(GIVEN TASK) Check every line below for the word "underlying" and show those that hold it.

(DATA EXCERPTS)
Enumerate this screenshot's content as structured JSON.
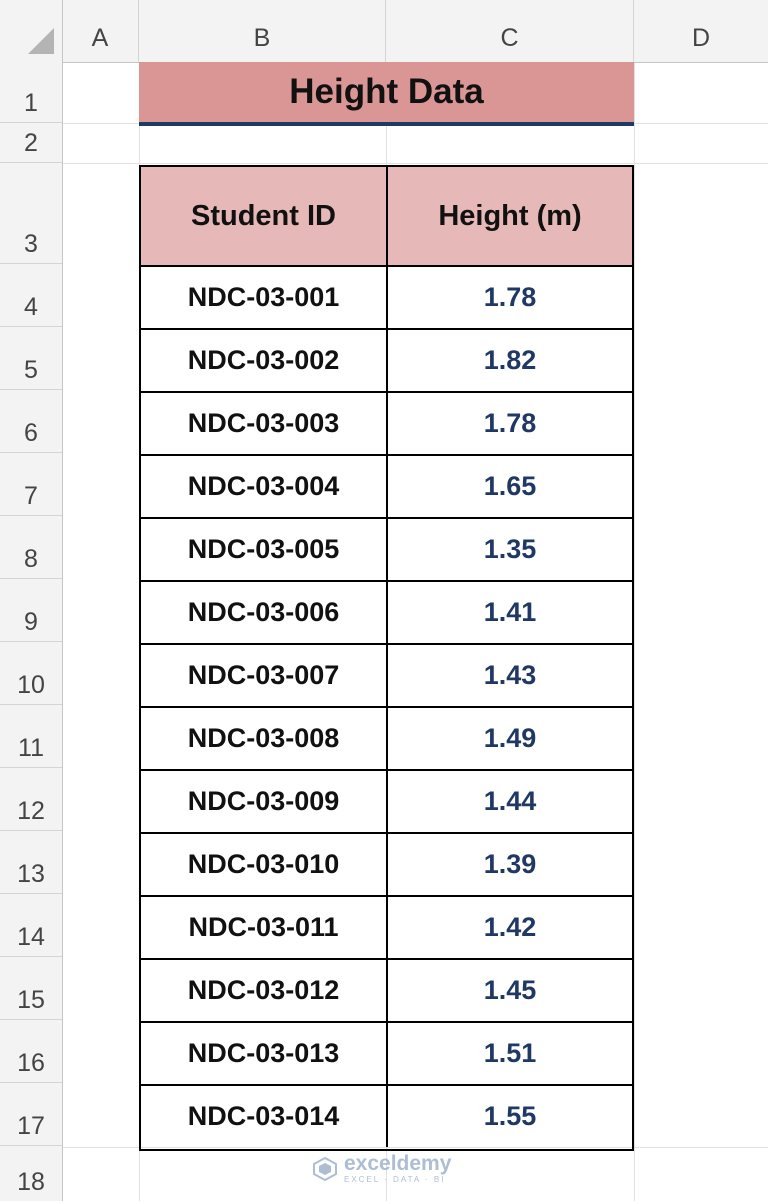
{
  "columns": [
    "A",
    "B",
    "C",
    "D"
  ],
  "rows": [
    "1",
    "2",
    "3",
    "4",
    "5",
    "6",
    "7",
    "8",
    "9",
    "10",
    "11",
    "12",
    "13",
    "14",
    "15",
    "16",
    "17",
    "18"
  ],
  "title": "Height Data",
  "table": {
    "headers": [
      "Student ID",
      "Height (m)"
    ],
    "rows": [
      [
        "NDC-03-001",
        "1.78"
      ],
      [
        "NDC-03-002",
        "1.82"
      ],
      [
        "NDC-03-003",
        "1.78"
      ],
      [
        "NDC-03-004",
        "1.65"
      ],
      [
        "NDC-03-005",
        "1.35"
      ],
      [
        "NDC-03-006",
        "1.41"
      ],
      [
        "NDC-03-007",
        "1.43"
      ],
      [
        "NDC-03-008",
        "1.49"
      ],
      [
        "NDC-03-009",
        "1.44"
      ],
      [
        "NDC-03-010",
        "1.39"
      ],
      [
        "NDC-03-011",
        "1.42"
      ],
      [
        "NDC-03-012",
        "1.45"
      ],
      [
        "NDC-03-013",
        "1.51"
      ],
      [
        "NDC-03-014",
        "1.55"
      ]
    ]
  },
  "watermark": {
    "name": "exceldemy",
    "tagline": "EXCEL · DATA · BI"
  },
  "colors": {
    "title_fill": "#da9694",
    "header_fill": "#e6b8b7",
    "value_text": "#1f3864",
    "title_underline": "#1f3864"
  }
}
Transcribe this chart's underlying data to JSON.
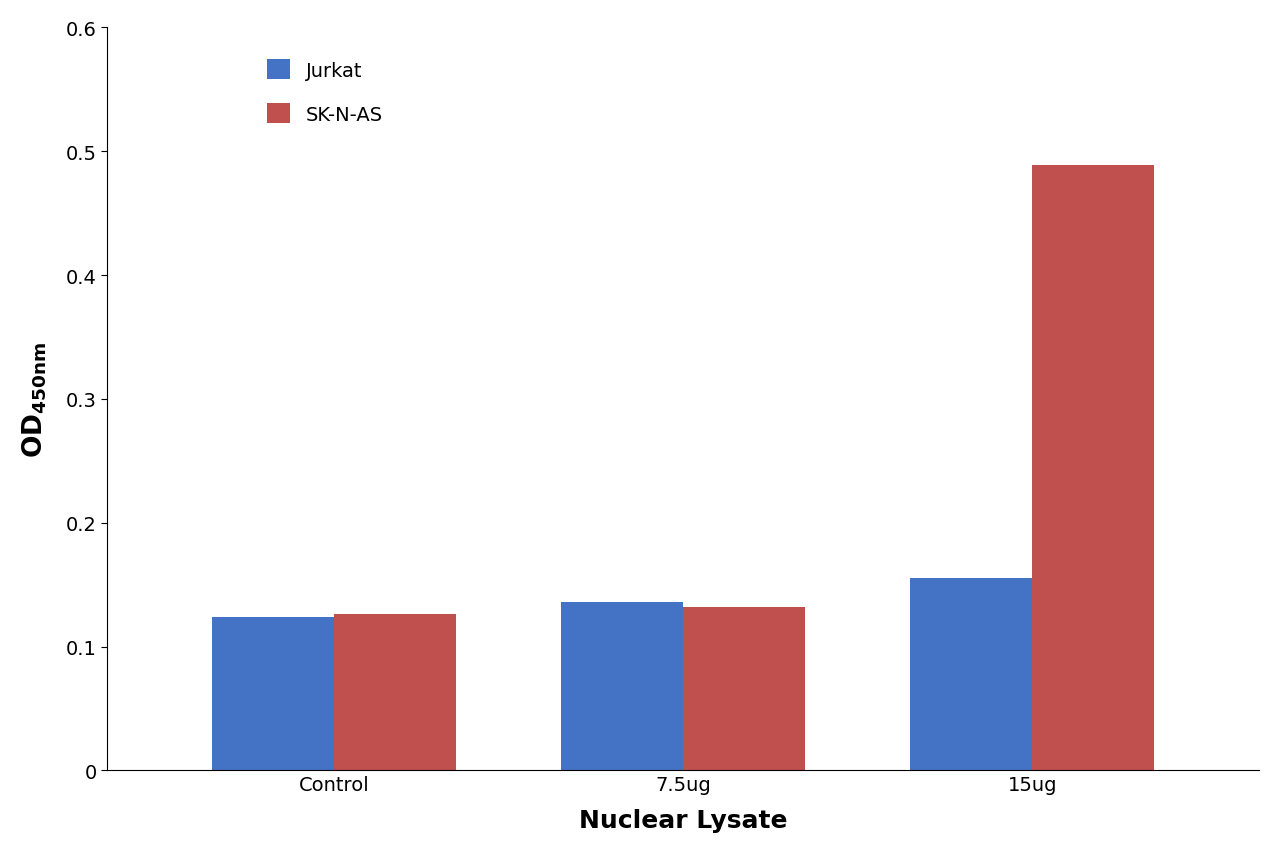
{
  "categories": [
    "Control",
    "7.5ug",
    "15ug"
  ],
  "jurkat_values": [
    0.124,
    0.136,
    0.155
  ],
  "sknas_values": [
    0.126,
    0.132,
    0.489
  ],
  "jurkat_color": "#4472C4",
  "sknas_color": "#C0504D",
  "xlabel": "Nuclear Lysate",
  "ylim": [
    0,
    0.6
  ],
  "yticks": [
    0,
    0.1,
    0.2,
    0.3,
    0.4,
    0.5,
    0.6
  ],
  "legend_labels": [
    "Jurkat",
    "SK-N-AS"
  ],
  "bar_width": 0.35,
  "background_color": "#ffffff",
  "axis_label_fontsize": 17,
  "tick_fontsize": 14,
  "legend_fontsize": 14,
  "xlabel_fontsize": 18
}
---
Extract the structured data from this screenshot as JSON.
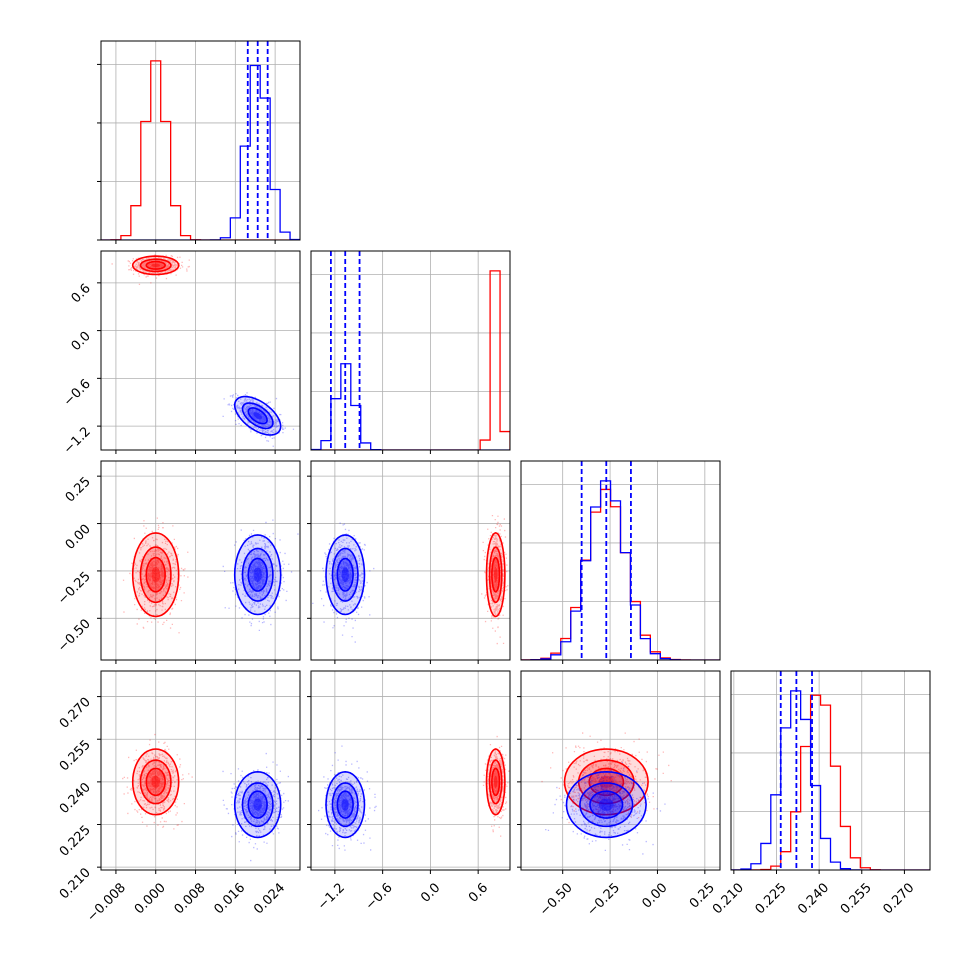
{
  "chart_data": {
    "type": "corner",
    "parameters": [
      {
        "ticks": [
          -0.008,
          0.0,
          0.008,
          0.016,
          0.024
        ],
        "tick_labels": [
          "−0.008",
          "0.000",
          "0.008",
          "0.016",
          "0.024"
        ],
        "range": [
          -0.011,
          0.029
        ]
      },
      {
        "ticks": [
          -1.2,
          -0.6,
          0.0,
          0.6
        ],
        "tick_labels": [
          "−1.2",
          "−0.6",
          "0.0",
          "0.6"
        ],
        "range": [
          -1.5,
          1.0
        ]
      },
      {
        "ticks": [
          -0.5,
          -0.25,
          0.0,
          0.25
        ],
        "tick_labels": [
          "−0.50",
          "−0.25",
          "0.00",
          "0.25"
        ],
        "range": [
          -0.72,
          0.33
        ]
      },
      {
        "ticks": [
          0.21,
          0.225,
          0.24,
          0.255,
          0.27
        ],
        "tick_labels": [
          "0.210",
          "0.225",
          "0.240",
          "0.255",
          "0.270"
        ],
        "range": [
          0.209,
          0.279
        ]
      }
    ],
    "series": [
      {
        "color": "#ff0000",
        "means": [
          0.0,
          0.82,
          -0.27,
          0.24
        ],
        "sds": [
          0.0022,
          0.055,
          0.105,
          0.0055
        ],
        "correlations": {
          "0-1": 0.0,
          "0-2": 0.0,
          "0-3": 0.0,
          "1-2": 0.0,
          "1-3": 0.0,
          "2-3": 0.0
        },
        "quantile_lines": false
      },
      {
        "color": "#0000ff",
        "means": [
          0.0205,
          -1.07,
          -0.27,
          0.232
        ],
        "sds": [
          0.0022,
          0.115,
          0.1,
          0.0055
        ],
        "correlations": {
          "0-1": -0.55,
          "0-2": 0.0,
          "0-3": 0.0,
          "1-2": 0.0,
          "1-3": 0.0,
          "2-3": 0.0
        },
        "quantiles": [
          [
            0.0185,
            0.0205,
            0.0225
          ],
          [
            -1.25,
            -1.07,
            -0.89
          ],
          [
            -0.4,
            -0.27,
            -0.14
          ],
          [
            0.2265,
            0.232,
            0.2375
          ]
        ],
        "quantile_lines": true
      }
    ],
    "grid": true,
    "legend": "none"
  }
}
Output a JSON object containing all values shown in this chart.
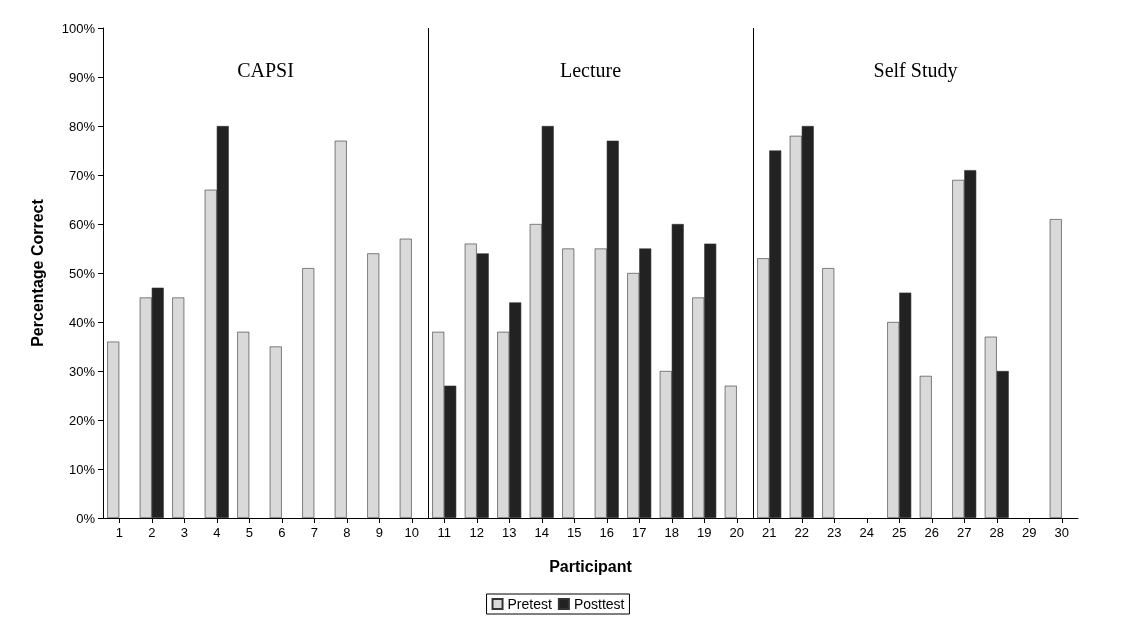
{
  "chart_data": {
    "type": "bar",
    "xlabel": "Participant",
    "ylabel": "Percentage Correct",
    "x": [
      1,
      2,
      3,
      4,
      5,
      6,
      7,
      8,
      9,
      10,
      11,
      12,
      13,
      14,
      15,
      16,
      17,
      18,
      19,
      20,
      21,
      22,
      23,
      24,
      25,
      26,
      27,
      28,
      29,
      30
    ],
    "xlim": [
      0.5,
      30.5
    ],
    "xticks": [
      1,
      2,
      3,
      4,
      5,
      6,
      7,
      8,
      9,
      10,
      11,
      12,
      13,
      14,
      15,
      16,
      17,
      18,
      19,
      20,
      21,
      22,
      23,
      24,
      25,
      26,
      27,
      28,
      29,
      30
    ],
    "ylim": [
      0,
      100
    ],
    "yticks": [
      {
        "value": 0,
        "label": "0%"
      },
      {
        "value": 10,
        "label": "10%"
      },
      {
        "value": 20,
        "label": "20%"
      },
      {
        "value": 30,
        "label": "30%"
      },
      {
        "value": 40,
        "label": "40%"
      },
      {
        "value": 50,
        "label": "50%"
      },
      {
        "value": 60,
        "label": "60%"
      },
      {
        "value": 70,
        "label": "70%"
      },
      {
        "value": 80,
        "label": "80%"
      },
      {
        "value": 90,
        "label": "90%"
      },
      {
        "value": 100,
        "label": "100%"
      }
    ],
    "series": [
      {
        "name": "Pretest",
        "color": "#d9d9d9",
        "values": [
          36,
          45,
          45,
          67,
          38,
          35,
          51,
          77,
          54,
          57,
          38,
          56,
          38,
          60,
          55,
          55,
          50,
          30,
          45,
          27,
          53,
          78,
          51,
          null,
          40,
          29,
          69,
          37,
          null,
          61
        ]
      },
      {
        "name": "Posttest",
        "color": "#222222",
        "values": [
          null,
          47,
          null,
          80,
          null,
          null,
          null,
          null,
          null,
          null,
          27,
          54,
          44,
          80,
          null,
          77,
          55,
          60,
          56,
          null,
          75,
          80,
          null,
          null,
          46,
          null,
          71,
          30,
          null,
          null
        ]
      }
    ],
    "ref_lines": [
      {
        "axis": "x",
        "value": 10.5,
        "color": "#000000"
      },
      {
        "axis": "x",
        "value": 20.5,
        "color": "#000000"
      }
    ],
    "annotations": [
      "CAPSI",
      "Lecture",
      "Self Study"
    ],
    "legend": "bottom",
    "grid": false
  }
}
--
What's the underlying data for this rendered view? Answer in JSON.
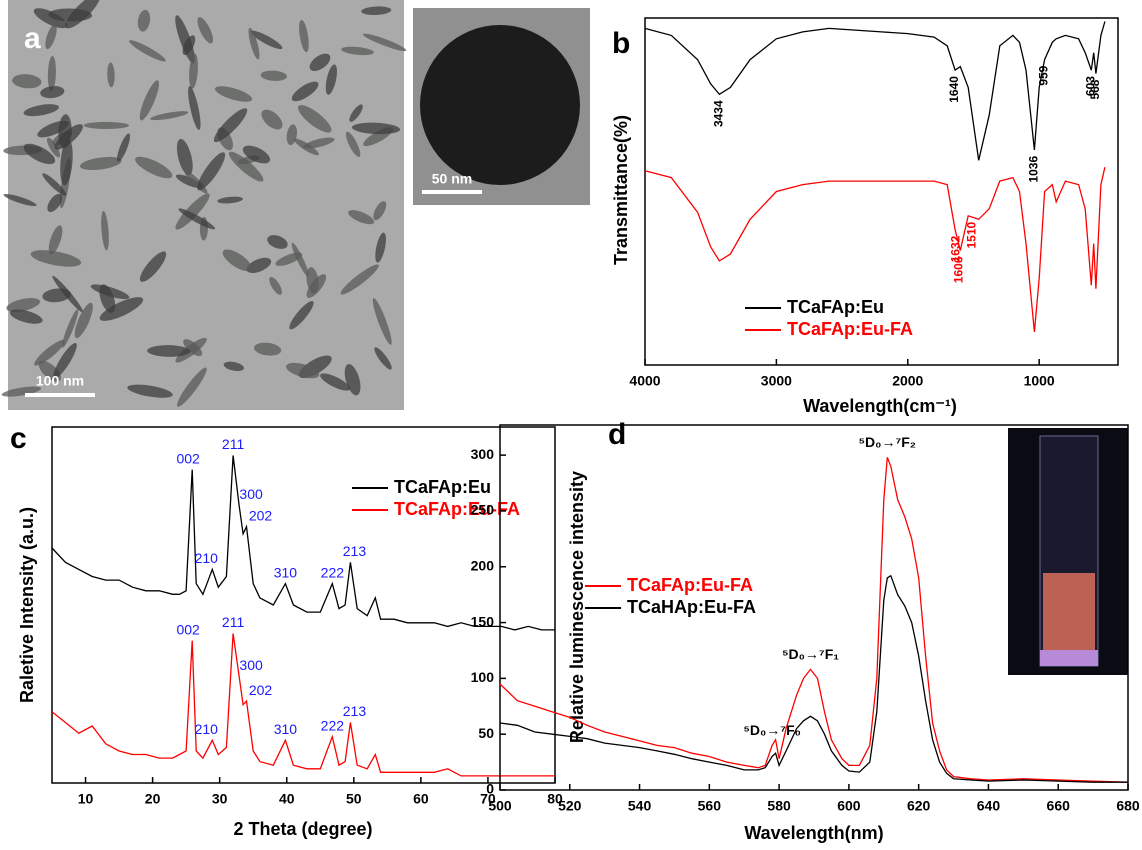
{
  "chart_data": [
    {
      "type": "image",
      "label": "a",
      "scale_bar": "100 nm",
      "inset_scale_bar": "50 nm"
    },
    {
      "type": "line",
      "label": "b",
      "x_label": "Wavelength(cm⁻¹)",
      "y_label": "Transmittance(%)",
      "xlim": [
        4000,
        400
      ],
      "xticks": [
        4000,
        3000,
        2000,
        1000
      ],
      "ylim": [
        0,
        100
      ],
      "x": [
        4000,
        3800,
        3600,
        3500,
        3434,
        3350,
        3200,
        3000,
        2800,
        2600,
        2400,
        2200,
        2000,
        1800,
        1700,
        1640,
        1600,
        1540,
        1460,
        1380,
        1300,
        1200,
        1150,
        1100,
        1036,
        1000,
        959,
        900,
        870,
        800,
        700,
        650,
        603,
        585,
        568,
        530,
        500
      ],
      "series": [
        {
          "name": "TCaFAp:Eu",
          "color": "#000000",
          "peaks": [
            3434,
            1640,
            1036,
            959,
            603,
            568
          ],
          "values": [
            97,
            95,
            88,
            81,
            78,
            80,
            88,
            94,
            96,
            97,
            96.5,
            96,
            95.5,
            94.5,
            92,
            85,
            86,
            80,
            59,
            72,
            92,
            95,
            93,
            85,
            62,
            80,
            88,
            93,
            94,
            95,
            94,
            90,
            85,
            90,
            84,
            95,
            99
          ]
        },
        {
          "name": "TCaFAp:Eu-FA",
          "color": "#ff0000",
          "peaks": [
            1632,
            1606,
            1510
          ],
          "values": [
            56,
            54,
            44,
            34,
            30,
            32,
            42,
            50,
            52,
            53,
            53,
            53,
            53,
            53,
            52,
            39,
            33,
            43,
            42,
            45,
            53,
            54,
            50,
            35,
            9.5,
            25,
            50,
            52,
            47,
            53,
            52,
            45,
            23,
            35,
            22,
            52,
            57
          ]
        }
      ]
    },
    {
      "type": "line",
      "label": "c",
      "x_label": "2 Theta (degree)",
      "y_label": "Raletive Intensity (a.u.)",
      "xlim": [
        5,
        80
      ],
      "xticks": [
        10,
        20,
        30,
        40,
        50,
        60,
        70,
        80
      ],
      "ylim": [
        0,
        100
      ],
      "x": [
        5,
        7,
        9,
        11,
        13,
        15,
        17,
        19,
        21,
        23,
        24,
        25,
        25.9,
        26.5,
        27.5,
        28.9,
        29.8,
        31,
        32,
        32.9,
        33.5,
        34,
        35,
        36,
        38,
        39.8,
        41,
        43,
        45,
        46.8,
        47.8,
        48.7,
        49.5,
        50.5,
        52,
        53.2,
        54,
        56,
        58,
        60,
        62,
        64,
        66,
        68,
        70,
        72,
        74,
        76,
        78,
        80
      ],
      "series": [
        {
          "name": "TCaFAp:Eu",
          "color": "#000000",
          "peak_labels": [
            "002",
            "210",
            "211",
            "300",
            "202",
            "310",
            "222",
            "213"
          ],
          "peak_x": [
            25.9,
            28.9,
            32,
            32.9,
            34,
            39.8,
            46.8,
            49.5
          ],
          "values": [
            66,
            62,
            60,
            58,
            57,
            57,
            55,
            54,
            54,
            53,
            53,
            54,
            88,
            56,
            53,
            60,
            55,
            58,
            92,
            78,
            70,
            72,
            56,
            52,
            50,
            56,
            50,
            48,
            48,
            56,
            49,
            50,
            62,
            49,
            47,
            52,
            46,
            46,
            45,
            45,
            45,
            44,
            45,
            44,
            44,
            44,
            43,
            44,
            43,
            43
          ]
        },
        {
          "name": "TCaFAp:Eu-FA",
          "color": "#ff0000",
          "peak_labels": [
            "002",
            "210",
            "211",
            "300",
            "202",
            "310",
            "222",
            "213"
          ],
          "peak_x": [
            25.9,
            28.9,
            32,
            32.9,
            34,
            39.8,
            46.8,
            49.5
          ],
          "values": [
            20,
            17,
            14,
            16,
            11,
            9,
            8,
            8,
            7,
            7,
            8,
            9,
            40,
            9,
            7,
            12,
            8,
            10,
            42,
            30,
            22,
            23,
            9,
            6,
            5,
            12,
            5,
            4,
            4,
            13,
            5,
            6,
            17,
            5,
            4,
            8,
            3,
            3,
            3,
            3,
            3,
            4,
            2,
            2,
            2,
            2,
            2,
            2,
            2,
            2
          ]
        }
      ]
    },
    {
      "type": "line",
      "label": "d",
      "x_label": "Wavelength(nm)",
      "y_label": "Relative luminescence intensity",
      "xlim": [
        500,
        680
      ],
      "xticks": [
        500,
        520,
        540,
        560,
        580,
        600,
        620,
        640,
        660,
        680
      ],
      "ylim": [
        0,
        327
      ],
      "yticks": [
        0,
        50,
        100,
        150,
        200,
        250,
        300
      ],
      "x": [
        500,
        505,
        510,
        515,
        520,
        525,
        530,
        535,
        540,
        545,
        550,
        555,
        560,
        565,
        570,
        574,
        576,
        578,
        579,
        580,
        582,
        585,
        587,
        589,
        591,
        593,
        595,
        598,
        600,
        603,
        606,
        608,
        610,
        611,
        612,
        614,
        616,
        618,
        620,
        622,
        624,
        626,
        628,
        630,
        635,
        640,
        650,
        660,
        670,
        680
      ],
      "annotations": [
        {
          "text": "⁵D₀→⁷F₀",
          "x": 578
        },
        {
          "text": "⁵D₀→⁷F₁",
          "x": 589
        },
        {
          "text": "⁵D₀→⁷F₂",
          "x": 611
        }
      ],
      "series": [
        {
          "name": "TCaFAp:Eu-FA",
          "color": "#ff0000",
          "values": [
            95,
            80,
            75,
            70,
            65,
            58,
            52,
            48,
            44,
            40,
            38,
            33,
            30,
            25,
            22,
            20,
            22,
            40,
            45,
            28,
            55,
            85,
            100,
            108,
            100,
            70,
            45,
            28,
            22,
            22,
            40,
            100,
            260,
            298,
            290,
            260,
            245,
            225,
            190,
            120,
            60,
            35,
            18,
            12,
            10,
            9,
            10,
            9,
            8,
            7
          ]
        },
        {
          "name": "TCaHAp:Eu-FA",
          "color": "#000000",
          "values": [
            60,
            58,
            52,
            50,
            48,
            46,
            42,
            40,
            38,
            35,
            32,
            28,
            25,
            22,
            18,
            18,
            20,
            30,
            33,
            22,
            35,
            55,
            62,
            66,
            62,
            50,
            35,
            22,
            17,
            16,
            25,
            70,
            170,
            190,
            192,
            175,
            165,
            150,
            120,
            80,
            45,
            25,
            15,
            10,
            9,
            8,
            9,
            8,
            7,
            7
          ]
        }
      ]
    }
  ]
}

(RESULT)
Transcribe this chart's underlying data to JSON.
What's the underlying data for this rendered view? Answer in JSON.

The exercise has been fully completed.